----- Input -----

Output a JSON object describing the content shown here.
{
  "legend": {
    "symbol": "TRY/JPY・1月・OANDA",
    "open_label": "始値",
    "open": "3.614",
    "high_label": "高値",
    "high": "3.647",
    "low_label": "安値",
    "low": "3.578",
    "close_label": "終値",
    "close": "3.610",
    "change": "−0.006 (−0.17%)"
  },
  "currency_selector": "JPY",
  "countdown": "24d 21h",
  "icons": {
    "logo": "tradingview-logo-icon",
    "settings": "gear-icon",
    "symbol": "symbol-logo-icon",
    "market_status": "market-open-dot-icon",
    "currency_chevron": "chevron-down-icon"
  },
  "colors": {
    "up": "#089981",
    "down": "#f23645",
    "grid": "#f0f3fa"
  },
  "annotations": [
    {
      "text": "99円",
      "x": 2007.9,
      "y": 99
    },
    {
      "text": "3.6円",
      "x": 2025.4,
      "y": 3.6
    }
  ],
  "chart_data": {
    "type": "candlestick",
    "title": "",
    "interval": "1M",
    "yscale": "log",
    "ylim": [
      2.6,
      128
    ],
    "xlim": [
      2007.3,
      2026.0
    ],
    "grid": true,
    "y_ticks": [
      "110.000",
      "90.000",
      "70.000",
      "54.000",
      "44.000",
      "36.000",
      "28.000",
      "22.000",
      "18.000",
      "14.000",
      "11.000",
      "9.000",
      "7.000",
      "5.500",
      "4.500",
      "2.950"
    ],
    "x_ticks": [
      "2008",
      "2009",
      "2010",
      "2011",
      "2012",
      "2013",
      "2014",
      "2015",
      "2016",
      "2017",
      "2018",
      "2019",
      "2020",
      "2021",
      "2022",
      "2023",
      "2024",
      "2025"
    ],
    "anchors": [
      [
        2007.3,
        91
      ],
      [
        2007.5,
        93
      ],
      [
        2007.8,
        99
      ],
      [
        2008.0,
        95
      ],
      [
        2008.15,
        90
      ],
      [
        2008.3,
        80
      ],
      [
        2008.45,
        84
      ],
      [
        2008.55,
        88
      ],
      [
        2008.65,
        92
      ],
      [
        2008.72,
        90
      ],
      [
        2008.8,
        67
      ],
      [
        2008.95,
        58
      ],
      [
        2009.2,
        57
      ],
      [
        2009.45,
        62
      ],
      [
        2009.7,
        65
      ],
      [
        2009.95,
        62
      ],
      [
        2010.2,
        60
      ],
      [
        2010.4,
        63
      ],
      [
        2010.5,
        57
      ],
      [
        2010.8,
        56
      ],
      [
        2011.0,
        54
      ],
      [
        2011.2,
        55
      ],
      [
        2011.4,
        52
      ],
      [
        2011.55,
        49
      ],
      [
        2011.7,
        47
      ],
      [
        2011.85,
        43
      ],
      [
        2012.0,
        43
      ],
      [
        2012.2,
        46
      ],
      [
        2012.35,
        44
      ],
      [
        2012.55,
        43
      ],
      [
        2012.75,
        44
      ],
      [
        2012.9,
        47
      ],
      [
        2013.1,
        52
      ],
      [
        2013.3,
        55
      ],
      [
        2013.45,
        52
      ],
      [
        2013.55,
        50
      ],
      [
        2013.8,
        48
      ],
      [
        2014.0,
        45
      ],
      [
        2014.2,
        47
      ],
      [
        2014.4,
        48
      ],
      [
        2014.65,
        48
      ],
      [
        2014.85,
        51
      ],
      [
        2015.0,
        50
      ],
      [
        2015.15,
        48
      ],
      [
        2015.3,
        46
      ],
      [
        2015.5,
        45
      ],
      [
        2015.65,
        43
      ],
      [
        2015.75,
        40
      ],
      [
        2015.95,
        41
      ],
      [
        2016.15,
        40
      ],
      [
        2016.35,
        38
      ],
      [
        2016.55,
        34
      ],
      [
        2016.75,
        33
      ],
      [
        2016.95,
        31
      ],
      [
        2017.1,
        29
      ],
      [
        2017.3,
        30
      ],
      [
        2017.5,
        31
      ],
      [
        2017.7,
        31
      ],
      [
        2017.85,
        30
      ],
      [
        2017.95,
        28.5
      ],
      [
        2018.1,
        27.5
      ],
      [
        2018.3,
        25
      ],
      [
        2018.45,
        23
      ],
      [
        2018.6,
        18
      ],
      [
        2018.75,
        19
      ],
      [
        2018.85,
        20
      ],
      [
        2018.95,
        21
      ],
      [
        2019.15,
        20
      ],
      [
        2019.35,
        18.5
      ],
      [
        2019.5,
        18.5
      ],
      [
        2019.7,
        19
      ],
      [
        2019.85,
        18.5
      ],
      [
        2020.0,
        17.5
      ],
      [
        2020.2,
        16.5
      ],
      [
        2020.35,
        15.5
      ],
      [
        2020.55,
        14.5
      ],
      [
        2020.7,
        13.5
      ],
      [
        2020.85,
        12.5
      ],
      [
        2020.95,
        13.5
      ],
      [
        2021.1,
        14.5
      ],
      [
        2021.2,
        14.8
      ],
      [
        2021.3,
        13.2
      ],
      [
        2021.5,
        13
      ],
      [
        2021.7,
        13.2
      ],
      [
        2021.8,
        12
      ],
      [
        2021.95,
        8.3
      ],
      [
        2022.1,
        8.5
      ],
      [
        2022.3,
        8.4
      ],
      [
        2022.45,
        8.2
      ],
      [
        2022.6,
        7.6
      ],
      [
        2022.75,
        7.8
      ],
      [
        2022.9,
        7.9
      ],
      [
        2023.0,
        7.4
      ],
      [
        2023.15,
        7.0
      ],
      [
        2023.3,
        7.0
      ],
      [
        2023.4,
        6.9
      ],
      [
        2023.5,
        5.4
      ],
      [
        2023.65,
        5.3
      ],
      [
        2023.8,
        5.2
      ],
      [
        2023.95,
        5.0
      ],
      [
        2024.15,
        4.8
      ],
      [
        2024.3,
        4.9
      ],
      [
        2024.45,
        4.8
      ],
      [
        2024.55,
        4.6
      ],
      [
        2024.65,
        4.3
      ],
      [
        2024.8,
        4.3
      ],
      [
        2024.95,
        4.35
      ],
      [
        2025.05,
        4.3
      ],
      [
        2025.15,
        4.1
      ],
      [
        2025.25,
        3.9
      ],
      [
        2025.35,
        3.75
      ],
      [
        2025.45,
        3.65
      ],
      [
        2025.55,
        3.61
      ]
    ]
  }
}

-----

- **Do this**: Write out every line of the records exactly.

- **The result**:
Output a JSON object describing the content shown here.
{
  "legend": {
    "symbol": "TRY/JPY・1月・OANDA",
    "open_label": "始値",
    "open": "3.614",
    "high_label": "高値",
    "high": "3.647",
    "low_label": "安値",
    "low": "3.578",
    "close_label": "終値",
    "close": "3.610",
    "change": "−0.006 (−0.17%)"
  },
  "currency_selector": "JPY",
  "countdown": "24d 21h",
  "icons": {
    "logo": "tradingview-logo-icon",
    "settings": "gear-icon",
    "symbol": "symbol-logo-icon",
    "market_status": "market-open-dot-icon",
    "currency_chevron": "chevron-down-icon"
  },
  "colors": {
    "up": "#089981",
    "down": "#f23645",
    "grid": "#f0f3fa"
  },
  "annotations": [
    {
      "text": "99円",
      "x": 2007.9,
      "y": 99
    },
    {
      "text": "3.6円",
      "x": 2025.4,
      "y": 3.6
    }
  ],
  "chart_data": {
    "type": "candlestick",
    "title": "",
    "interval": "1M",
    "yscale": "log",
    "ylim": [
      2.6,
      128
    ],
    "xlim": [
      2007.3,
      2026.0
    ],
    "grid": true,
    "y_ticks": [
      "110.000",
      "90.000",
      "70.000",
      "54.000",
      "44.000",
      "36.000",
      "28.000",
      "22.000",
      "18.000",
      "14.000",
      "11.000",
      "9.000",
      "7.000",
      "5.500",
      "4.500",
      "2.950"
    ],
    "x_ticks": [
      "2008",
      "2009",
      "2010",
      "2011",
      "2012",
      "2013",
      "2014",
      "2015",
      "2016",
      "2017",
      "2018",
      "2019",
      "2020",
      "2021",
      "2022",
      "2023",
      "2024",
      "2025"
    ],
    "anchors": [
      [
        2007.3,
        91
      ],
      [
        2007.5,
        93
      ],
      [
        2007.8,
        99
      ],
      [
        2008.0,
        95
      ],
      [
        2008.15,
        90
      ],
      [
        2008.3,
        80
      ],
      [
        2008.45,
        84
      ],
      [
        2008.55,
        88
      ],
      [
        2008.65,
        92
      ],
      [
        2008.72,
        90
      ],
      [
        2008.8,
        67
      ],
      [
        2008.95,
        58
      ],
      [
        2009.2,
        57
      ],
      [
        2009.45,
        62
      ],
      [
        2009.7,
        65
      ],
      [
        2009.95,
        62
      ],
      [
        2010.2,
        60
      ],
      [
        2010.4,
        63
      ],
      [
        2010.5,
        57
      ],
      [
        2010.8,
        56
      ],
      [
        2011.0,
        54
      ],
      [
        2011.2,
        55
      ],
      [
        2011.4,
        52
      ],
      [
        2011.55,
        49
      ],
      [
        2011.7,
        47
      ],
      [
        2011.85,
        43
      ],
      [
        2012.0,
        43
      ],
      [
        2012.2,
        46
      ],
      [
        2012.35,
        44
      ],
      [
        2012.55,
        43
      ],
      [
        2012.75,
        44
      ],
      [
        2012.9,
        47
      ],
      [
        2013.1,
        52
      ],
      [
        2013.3,
        55
      ],
      [
        2013.45,
        52
      ],
      [
        2013.55,
        50
      ],
      [
        2013.8,
        48
      ],
      [
        2014.0,
        45
      ],
      [
        2014.2,
        47
      ],
      [
        2014.4,
        48
      ],
      [
        2014.65,
        48
      ],
      [
        2014.85,
        51
      ],
      [
        2015.0,
        50
      ],
      [
        2015.15,
        48
      ],
      [
        2015.3,
        46
      ],
      [
        2015.5,
        45
      ],
      [
        2015.65,
        43
      ],
      [
        2015.75,
        40
      ],
      [
        2015.95,
        41
      ],
      [
        2016.15,
        40
      ],
      [
        2016.35,
        38
      ],
      [
        2016.55,
        34
      ],
      [
        2016.75,
        33
      ],
      [
        2016.95,
        31
      ],
      [
        2017.1,
        29
      ],
      [
        2017.3,
        30
      ],
      [
        2017.5,
        31
      ],
      [
        2017.7,
        31
      ],
      [
        2017.85,
        30
      ],
      [
        2017.95,
        28.5
      ],
      [
        2018.1,
        27.5
      ],
      [
        2018.3,
        25
      ],
      [
        2018.45,
        23
      ],
      [
        2018.6,
        18
      ],
      [
        2018.75,
        19
      ],
      [
        2018.85,
        20
      ],
      [
        2018.95,
        21
      ],
      [
        2019.15,
        20
      ],
      [
        2019.35,
        18.5
      ],
      [
        2019.5,
        18.5
      ],
      [
        2019.7,
        19
      ],
      [
        2019.85,
        18.5
      ],
      [
        2020.0,
        17.5
      ],
      [
        2020.2,
        16.5
      ],
      [
        2020.35,
        15.5
      ],
      [
        2020.55,
        14.5
      ],
      [
        2020.7,
        13.5
      ],
      [
        2020.85,
        12.5
      ],
      [
        2020.95,
        13.5
      ],
      [
        2021.1,
        14.5
      ],
      [
        2021.2,
        14.8
      ],
      [
        2021.3,
        13.2
      ],
      [
        2021.5,
        13
      ],
      [
        2021.7,
        13.2
      ],
      [
        2021.8,
        12
      ],
      [
        2021.95,
        8.3
      ],
      [
        2022.1,
        8.5
      ],
      [
        2022.3,
        8.4
      ],
      [
        2022.45,
        8.2
      ],
      [
        2022.6,
        7.6
      ],
      [
        2022.75,
        7.8
      ],
      [
        2022.9,
        7.9
      ],
      [
        2023.0,
        7.4
      ],
      [
        2023.15,
        7.0
      ],
      [
        2023.3,
        7.0
      ],
      [
        2023.4,
        6.9
      ],
      [
        2023.5,
        5.4
      ],
      [
        2023.65,
        5.3
      ],
      [
        2023.8,
        5.2
      ],
      [
        2023.95,
        5.0
      ],
      [
        2024.15,
        4.8
      ],
      [
        2024.3,
        4.9
      ],
      [
        2024.45,
        4.8
      ],
      [
        2024.55,
        4.6
      ],
      [
        2024.65,
        4.3
      ],
      [
        2024.8,
        4.3
      ],
      [
        2024.95,
        4.35
      ],
      [
        2025.05,
        4.3
      ],
      [
        2025.15,
        4.1
      ],
      [
        2025.25,
        3.9
      ],
      [
        2025.35,
        3.75
      ],
      [
        2025.45,
        3.65
      ],
      [
        2025.55,
        3.61
      ]
    ]
  }
}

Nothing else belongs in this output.